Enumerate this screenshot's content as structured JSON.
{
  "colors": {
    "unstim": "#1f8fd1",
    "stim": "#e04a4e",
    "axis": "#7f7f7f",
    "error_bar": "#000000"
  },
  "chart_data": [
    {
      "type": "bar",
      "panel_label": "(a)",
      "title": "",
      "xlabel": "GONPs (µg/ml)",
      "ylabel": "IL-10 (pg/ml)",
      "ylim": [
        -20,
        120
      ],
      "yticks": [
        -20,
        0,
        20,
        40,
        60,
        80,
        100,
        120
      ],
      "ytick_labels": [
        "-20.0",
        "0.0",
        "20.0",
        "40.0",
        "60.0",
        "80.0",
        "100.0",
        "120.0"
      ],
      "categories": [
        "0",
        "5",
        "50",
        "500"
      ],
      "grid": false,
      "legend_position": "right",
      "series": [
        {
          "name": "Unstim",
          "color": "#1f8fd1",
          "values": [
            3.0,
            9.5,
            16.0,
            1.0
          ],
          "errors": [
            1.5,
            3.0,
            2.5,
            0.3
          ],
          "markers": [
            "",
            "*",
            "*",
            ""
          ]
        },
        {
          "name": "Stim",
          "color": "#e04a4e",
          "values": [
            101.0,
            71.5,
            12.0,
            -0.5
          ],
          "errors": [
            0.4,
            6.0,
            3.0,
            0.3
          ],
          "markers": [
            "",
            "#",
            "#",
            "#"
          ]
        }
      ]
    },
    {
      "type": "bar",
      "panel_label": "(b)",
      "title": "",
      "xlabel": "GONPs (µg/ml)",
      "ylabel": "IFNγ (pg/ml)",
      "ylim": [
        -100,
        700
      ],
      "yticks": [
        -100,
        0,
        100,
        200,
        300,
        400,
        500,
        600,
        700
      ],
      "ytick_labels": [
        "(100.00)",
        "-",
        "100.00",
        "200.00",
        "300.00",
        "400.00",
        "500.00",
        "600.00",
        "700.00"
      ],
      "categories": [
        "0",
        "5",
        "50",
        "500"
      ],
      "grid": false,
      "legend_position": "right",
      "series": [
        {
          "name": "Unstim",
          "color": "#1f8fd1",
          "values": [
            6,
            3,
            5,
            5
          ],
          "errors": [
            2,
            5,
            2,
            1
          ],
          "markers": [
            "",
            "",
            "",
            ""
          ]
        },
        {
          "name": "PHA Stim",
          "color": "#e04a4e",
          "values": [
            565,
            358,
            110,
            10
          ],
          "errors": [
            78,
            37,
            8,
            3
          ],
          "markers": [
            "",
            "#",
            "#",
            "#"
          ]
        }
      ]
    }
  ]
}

...

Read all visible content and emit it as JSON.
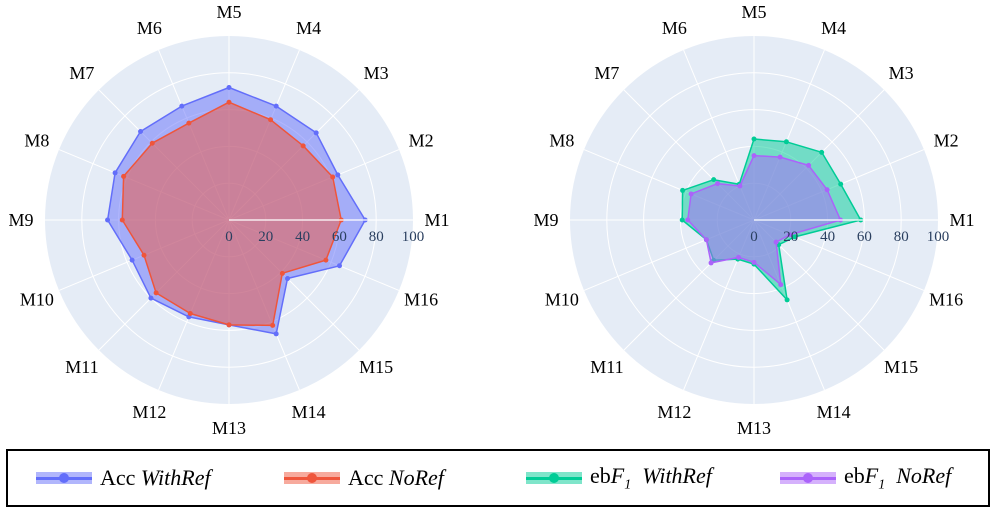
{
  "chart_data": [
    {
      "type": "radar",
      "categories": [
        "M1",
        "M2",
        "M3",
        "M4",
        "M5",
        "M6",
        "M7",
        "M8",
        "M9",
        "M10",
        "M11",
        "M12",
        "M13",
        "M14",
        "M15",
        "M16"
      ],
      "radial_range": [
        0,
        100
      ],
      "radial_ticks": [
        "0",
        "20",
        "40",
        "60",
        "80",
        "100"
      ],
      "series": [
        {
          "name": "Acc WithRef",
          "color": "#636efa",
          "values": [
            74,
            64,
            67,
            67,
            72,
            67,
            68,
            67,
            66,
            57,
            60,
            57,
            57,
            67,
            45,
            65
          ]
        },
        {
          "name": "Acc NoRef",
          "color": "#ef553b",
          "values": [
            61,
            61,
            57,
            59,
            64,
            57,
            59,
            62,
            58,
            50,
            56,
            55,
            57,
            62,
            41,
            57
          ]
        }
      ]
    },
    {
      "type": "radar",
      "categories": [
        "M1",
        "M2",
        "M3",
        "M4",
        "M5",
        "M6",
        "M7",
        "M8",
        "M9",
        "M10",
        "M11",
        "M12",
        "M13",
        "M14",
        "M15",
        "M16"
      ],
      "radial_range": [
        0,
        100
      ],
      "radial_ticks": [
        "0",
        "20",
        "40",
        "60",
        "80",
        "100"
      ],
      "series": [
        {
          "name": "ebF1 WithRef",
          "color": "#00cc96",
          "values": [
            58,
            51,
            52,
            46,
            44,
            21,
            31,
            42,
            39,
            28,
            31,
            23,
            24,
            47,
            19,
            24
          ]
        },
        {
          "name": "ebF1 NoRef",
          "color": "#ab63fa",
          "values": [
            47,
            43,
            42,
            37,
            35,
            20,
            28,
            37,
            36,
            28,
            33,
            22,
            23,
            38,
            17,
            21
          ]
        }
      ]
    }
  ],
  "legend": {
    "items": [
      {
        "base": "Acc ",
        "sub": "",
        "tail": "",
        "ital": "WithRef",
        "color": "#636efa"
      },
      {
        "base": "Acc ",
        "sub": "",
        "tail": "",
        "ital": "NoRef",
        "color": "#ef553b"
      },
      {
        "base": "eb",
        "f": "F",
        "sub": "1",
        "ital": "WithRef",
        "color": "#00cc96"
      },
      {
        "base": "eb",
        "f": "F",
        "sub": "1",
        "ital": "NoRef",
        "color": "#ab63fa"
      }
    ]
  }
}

* What is asked
Which lines include "WithRef"? Copy each of them out.

* Solution to this exercise
          "name": "Acc WithRef",
          "name": "ebF1 WithRef",
        "ital": "WithRef",
        "ital": "WithRef",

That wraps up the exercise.